[Records excerpted from a collection]
---*---
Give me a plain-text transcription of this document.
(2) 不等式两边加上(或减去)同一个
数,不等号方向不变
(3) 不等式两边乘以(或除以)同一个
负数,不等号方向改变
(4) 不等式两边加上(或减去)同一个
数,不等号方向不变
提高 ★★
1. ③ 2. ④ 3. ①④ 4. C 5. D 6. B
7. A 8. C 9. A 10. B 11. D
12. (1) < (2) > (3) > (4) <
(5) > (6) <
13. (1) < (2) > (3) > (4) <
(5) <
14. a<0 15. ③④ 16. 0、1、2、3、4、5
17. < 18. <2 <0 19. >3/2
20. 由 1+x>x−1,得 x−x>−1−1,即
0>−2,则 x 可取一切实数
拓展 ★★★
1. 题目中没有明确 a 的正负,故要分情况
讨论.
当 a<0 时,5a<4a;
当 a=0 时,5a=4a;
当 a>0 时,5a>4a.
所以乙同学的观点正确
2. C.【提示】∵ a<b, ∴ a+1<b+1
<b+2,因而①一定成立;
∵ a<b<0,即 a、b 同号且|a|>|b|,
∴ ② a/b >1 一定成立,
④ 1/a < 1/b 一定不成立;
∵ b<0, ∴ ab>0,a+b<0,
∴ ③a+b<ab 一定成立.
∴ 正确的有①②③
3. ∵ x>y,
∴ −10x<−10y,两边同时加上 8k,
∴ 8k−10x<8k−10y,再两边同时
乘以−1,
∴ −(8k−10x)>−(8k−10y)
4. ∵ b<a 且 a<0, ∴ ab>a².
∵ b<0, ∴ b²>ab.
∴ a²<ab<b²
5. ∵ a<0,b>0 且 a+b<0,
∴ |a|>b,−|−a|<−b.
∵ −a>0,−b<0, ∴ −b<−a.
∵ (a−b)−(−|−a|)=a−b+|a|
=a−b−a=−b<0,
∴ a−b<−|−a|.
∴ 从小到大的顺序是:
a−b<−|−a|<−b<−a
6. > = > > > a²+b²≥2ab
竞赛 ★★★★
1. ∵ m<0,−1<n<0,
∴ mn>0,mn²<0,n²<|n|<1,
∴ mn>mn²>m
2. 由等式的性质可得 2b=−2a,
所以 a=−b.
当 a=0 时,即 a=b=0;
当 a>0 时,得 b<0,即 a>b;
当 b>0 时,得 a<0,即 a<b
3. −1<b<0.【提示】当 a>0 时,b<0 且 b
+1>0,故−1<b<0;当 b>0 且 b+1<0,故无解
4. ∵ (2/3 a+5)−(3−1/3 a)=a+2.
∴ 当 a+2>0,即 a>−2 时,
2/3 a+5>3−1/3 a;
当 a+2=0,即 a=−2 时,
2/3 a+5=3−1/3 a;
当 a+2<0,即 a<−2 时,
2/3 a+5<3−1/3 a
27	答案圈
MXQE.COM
---*---
Retype all the records, matching them exactly.

Full output:
Give me a plain-text transcription of this document.
(2) 不等式两边加上(或减去)同一个
数,不等号方向不变
(3) 不等式两边乘以(或除以)同一个
负数,不等号方向改变
(4) 不等式两边加上(或减去)同一个
数,不等号方向不变
提高 ★★
1. ③ 2. ④ 3. ①④ 4. C 5. D 6. B
7. A 8. C 9. A 10. B 11. D
12. (1) < (2) > (3) > (4) <
(5) > (6) <
13. (1) < (2) > (3) > (4) <
(5) <
14. a<0 15. ③④ 16. 0、1、2、3、4、5
17. < 18. <2 <0 19. >3/2
20. 由 1+x>x−1,得 x−x>−1−1,即
0>−2,则 x 可取一切实数
拓展 ★★★
1. 题目中没有明确 a 的正负,故要分情况
讨论.
当 a<0 时,5a<4a;
当 a=0 时,5a=4a;
当 a>0 时,5a>4a.
所以乙同学的观点正确
2. C.【提示】∵ a<b, ∴ a+1<b+1
<b+2,因而①一定成立;
∵ a<b<0,即 a、b 同号且|a|>|b|,
∴ ② a/b >1 一定成立,
④ 1/a < 1/b 一定不成立;
∵ b<0, ∴ ab>0,a+b<0,
∴ ③a+b<ab 一定成立.
∴ 正确的有①②③
3. ∵ x>y,
∴ −10x<−10y,两边同时加上 8k,
∴ 8k−10x<8k−10y,再两边同时
乘以−1,
∴ −(8k−10x)>−(8k−10y)
4. ∵ b<a 且 a<0, ∴ ab>a².
∵ b<0, ∴ b²>ab.
∴ a²<ab<b²
5. ∵ a<0,b>0 且 a+b<0,
∴ |a|>b,−|−a|<−b.
∵ −a>0,−b<0, ∴ −b<−a.
∵ (a−b)−(−|−a|)=a−b+|a|
=a−b−a=−b<0,
∴ a−b<−|−a|.
∴ 从小到大的顺序是:
a−b<−|−a|<−b<−a
6. > = > > > a²+b²≥2ab
竞赛 ★★★★
1. ∵ m<0,−1<n<0,
∴ mn>0,mn²<0,n²<|n|<1,
∴ mn>mn²>m
2. 由等式的性质可得 2b=−2a,
所以 a=−b.
当 a=0 时,即 a=b=0;
当 a>0 时,得 b<0,即 a>b;
当 b>0 时,得 a<0,即 a<b
3. −1<b<0.【提示】当 a>0 时,b<0 且 b
+1>0,故−1<b<0;当 b>0 且 b+1<0,故无解
4. ∵ (2/3 a+5)−(3−1/3 a)=a+2.
∴ 当 a+2>0,即 a>−2 时,
2/3 a+5>3−1/3 a;
当 a+2=0,即 a=−2 时,
2/3 a+5=3−1/3 a;
当 a+2<0,即 a<−2 时,
2/3 a+5<3−1/3 a
27	答案圈
MXQE.COM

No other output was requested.